_Collected data_

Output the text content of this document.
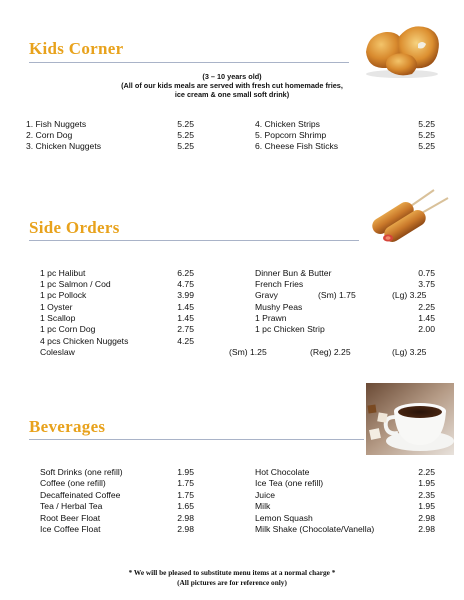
Kids Corner
(3 – 10 years old)
(All of our kids meals are served with fresh cut homemade fries,
ice cream & one small soft drink)
1. Fish Nuggets	5.25
2. Corn Dog	5.25
3. Chicken Nuggets	5.25
4. Chicken Strips	5.25
5. Popcorn Shrimp	5.25
6. Cheese Fish Sticks	5.25
Side Orders
1 pc Halibut	6.25
1 pc Salmon / Cod	4.75
1 pc Pollock	3.99
1 Oyster	1.45
1 Scallop	1.45
1 pc Corn Dog	2.75
4 pcs Chicken Nuggets	4.25
Dinner Bun & Butter	0.75
French Fries	3.75
Gravy	(Sm) 1.75	(Lg) 3.25
Mushy Peas	2.25
1 Prawn	1.45
1 pc Chicken Strip	2.00
Coleslaw	(Sm) 1.25	(Reg) 2.25	(Lg) 3.25
Beverages
Soft Drinks (one refill)	1.95
Coffee (one refill)	1.75
Decaffeinated Coffee	1.75
Tea / Herbal Tea	1.65
Root Beer Float	2.98
Ice Coffee Float	2.98
Hot Chocolate	2.25
Ice Tea (one refill)	1.95
Juice	2.35
Milk	1.95
Lemon Squash	2.98
Milk Shake (Chocolate/Vanella)	2.98
* We will be pleased to substitute menu items at a normal charge *
(All pictures are for reference only)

_Task details_
Make an exact copy of all the material, but keep the pictures out of it.

_Solved problem_
Output the text content of this document.
Kids Corner
(3 – 10 years old)
(All of our kids meals are served with fresh cut homemade fries,
ice cream & one small soft drink)
1. Fish Nuggets	5.25
2. Corn Dog	5.25
3. Chicken Nuggets	5.25
4. Chicken Strips	5.25
5. Popcorn Shrimp	5.25
6. Cheese Fish Sticks	5.25
Side Orders
1 pc Halibut	6.25
1 pc Salmon / Cod	4.75
1 pc Pollock	3.99
1 Oyster	1.45
1 Scallop	1.45
1 pc Corn Dog	2.75
4 pcs Chicken Nuggets	4.25
Dinner Bun & Butter	0.75
French Fries	3.75
Gravy	(Sm) 1.75	(Lg) 3.25
Mushy Peas	2.25
1 Prawn	1.45
1 pc Chicken Strip	2.00
Coleslaw	(Sm) 1.25	(Reg) 2.25	(Lg) 3.25
Beverages
Soft Drinks (one refill)	1.95
Coffee (one refill)	1.75
Decaffeinated Coffee	1.75
Tea / Herbal Tea	1.65
Root Beer Float	2.98
Ice Coffee Float	2.98
Hot Chocolate	2.25
Ice Tea (one refill)	1.95
Juice	2.35
Milk	1.95
Lemon Squash	2.98
Milk Shake (Chocolate/Vanella)	2.98
* We will be pleased to substitute menu items at a normal charge *
(All pictures are for reference only)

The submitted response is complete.